***** Supplied records

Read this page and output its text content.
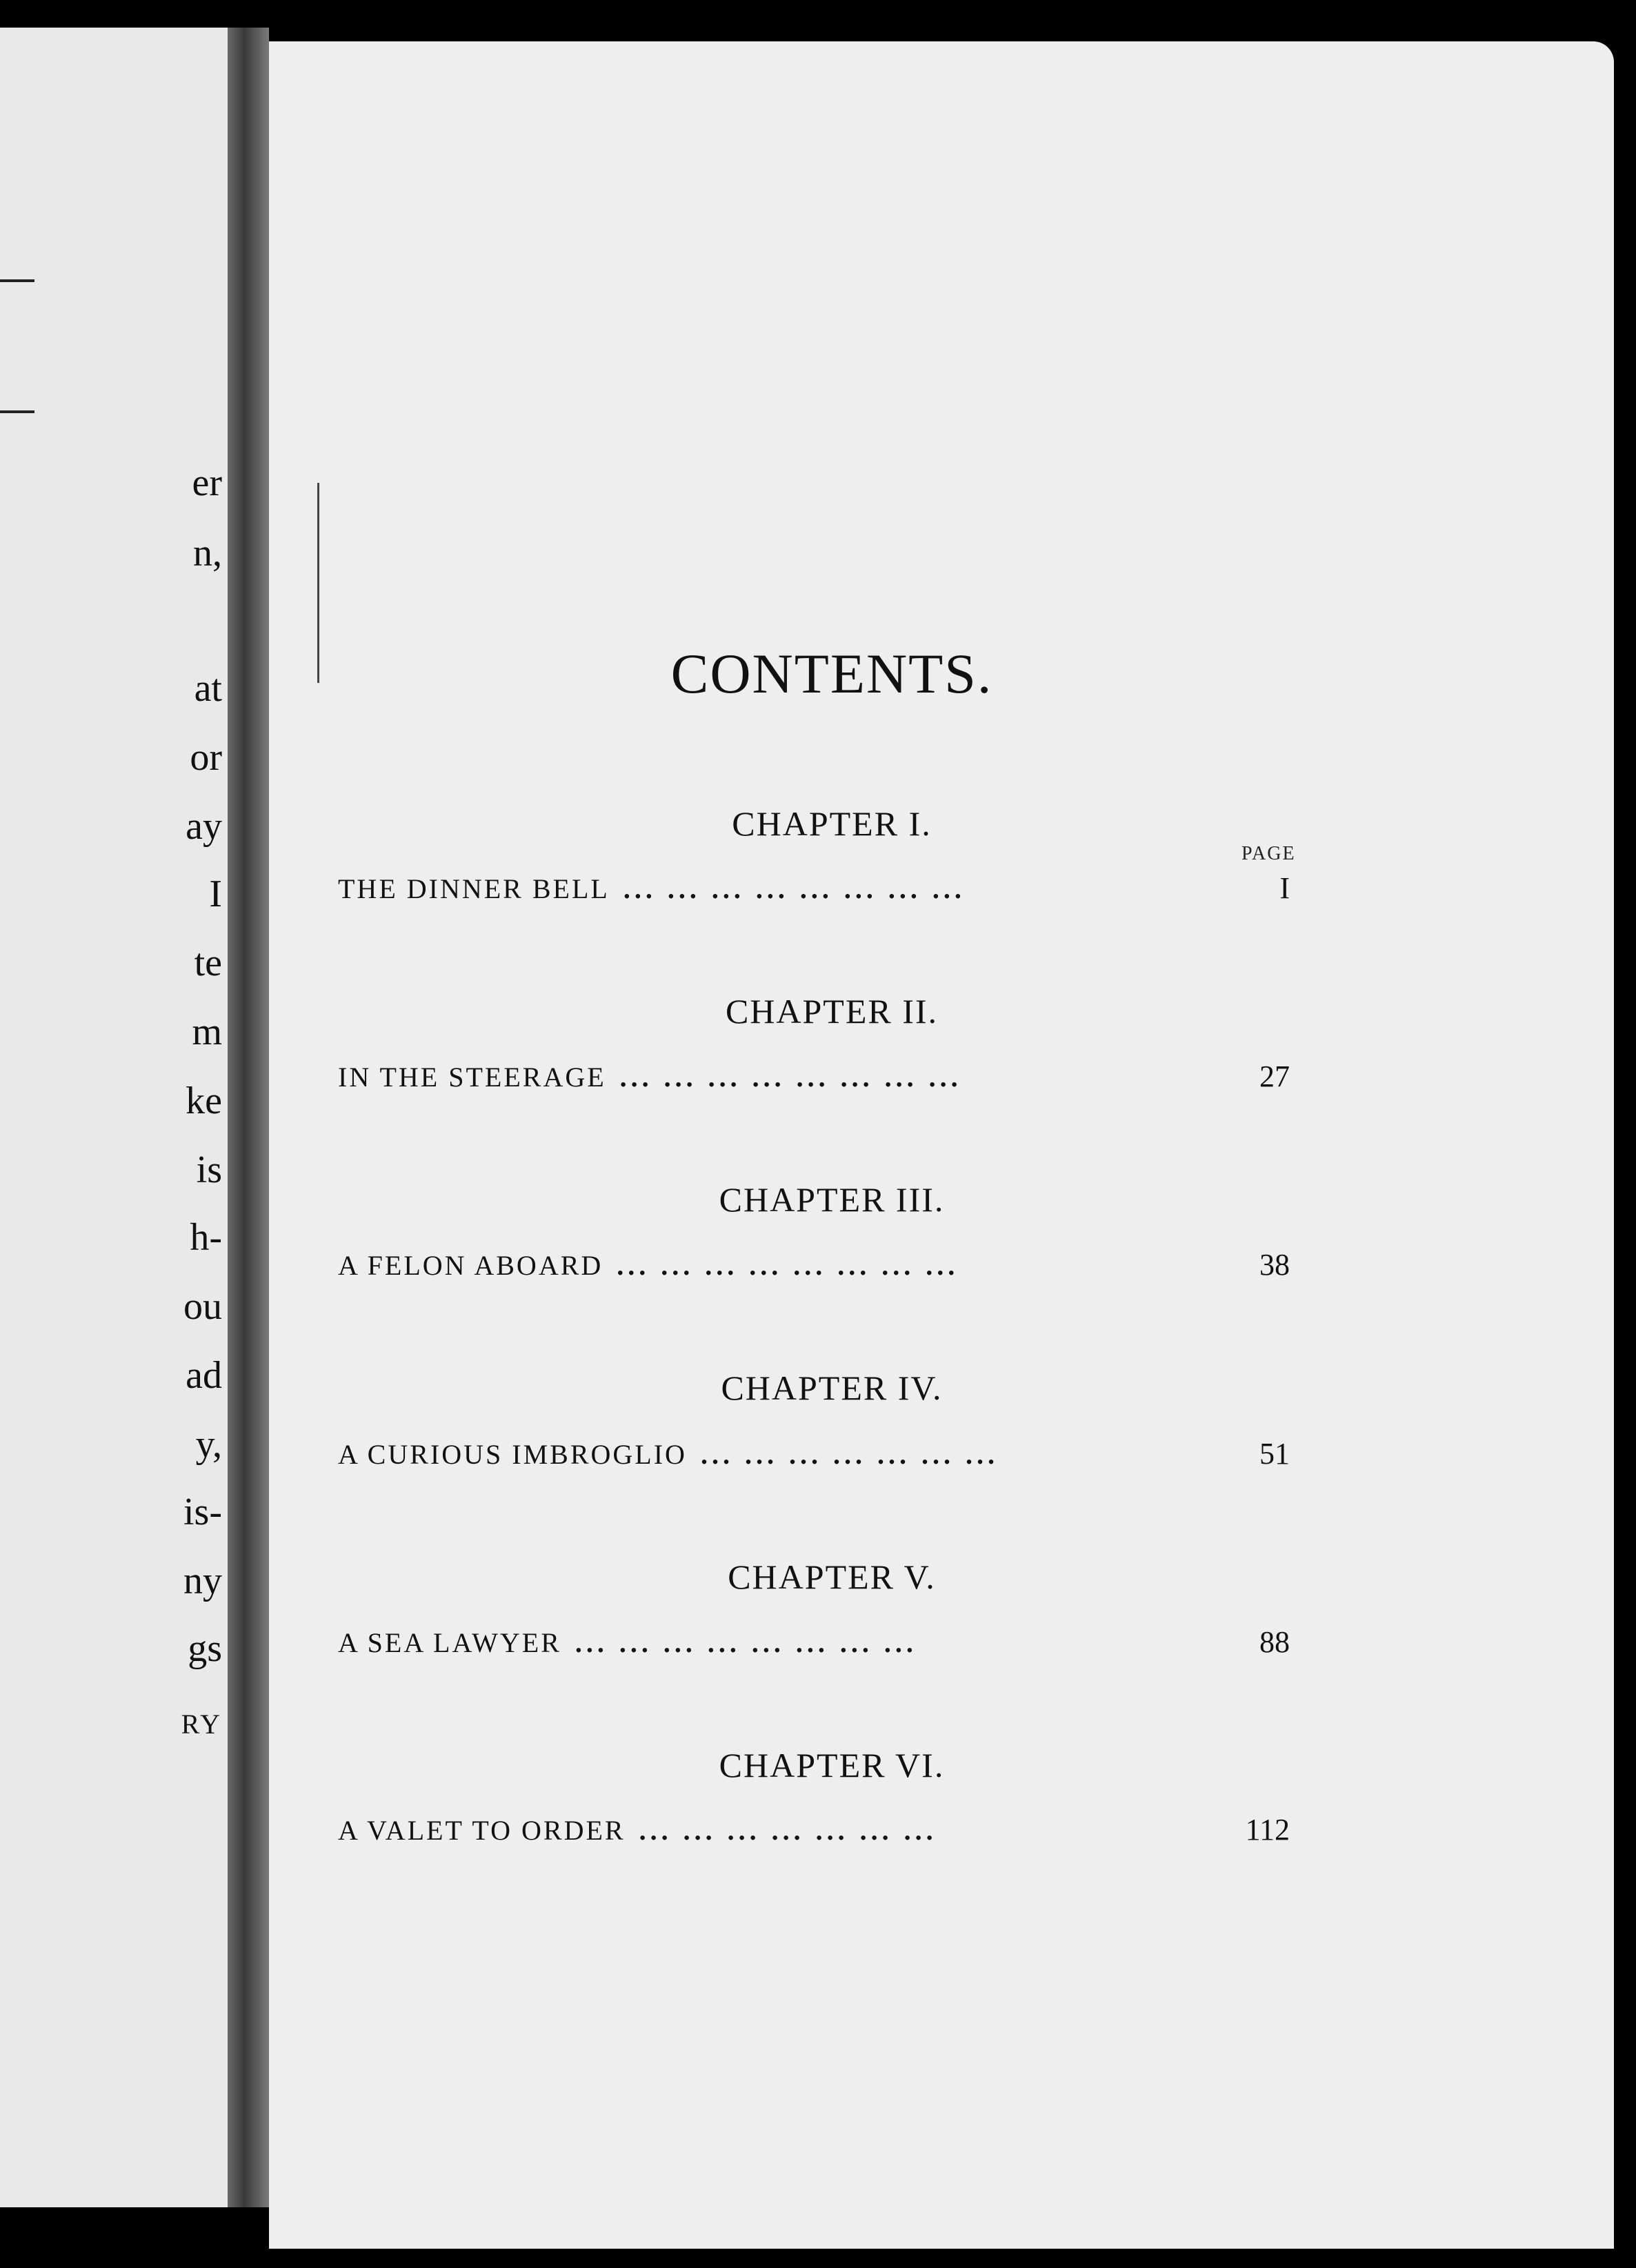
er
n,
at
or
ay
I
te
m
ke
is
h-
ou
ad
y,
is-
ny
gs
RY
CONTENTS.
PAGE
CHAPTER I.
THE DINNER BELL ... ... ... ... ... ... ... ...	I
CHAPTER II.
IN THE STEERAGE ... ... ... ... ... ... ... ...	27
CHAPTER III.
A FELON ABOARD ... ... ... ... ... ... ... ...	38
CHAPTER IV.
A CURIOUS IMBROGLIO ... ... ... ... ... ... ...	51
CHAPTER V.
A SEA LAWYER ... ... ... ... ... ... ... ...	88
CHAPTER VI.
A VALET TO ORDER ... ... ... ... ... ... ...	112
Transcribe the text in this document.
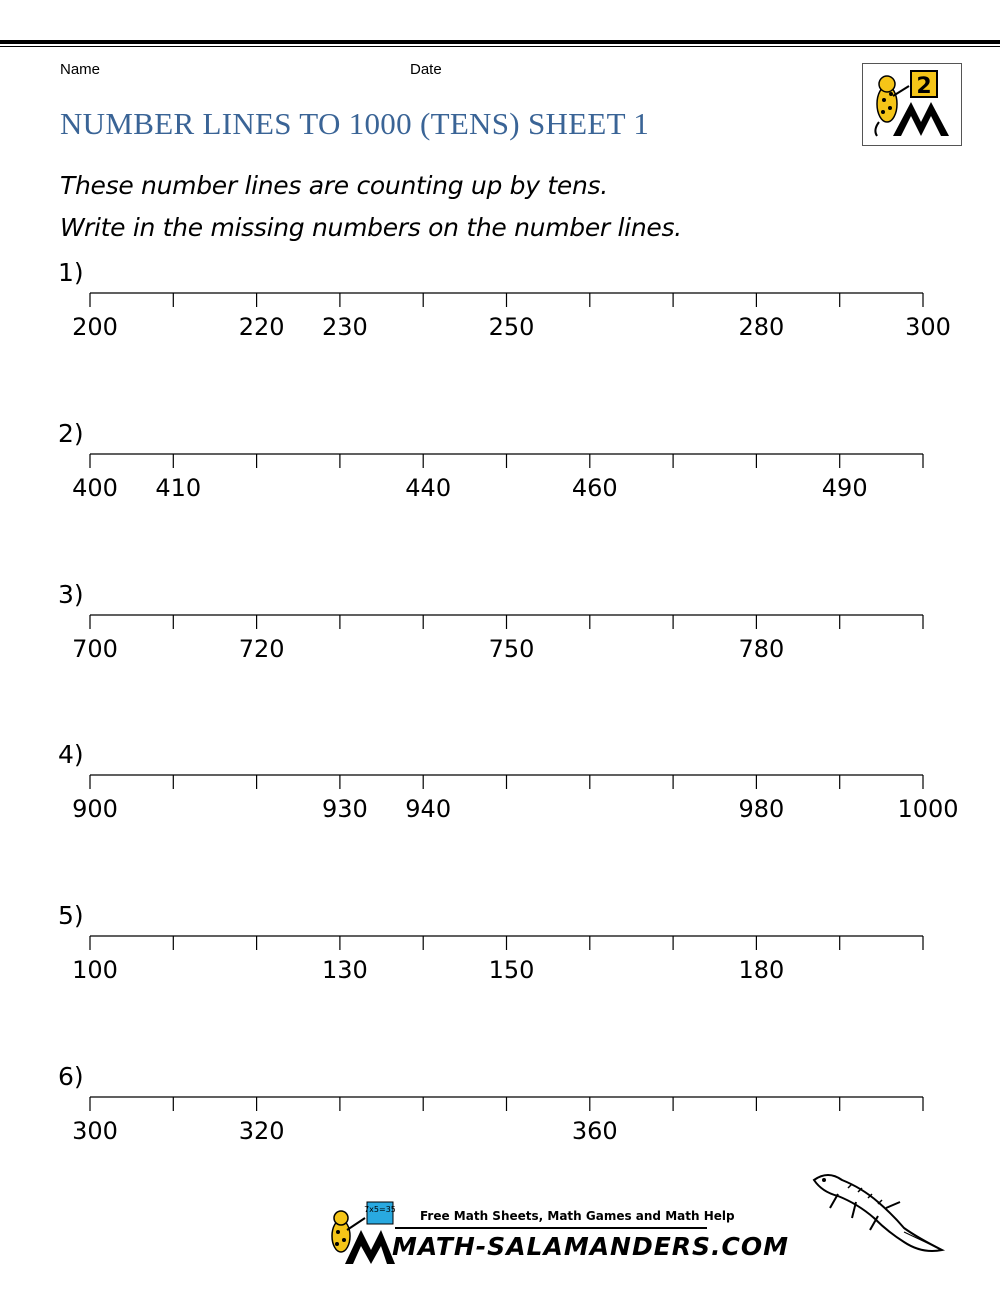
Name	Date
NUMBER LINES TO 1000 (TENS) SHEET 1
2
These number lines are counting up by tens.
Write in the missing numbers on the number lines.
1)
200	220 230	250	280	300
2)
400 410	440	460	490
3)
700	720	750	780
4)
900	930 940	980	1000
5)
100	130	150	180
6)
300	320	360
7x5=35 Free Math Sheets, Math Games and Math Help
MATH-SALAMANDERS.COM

**********

▶ **Short task**:
Write the listing above out again exactly, dropping each image.

▶ **Reply to the exercise**:
Read this page and output its text content.
er
n,
at
or
ay
I
te
m
ke
is
h-
ou
ad
y,
is-
ny
gs
RY
CONTENTS.
PAGE
CHAPTER I.
THE DINNER BELL ... ... ... ... ... ... ... ...	I
CHAPTER II.
IN THE STEERAGE ... ... ... ... ... ... ... ...	27
CHAPTER III.
A FELON ABOARD ... ... ... ... ... ... ... ...	38
CHAPTER IV.
A CURIOUS IMBROGLIO ... ... ... ... ... ... ...	51
CHAPTER V.
A SEA LAWYER ... ... ... ... ... ... ... ...	88
CHAPTER VI.
A VALET TO ORDER ... ... ... ... ... ... ...	112
Transcribe the text in this document.
Name	Date
NUMBER LINES TO 1000 (TENS) SHEET 1
2
These number lines are counting up by tens.
Write in the missing numbers on the number lines.
1)
200	220 230	250	280	300
2)
400 410	440	460	490
3)
700	720	750	780
4)
900	930 940	980	1000
5)
100	130	150	180
6)
300	320	360
7x5=35 Free Math Sheets, Math Games and Math Help
MATH-SALAMANDERS.COM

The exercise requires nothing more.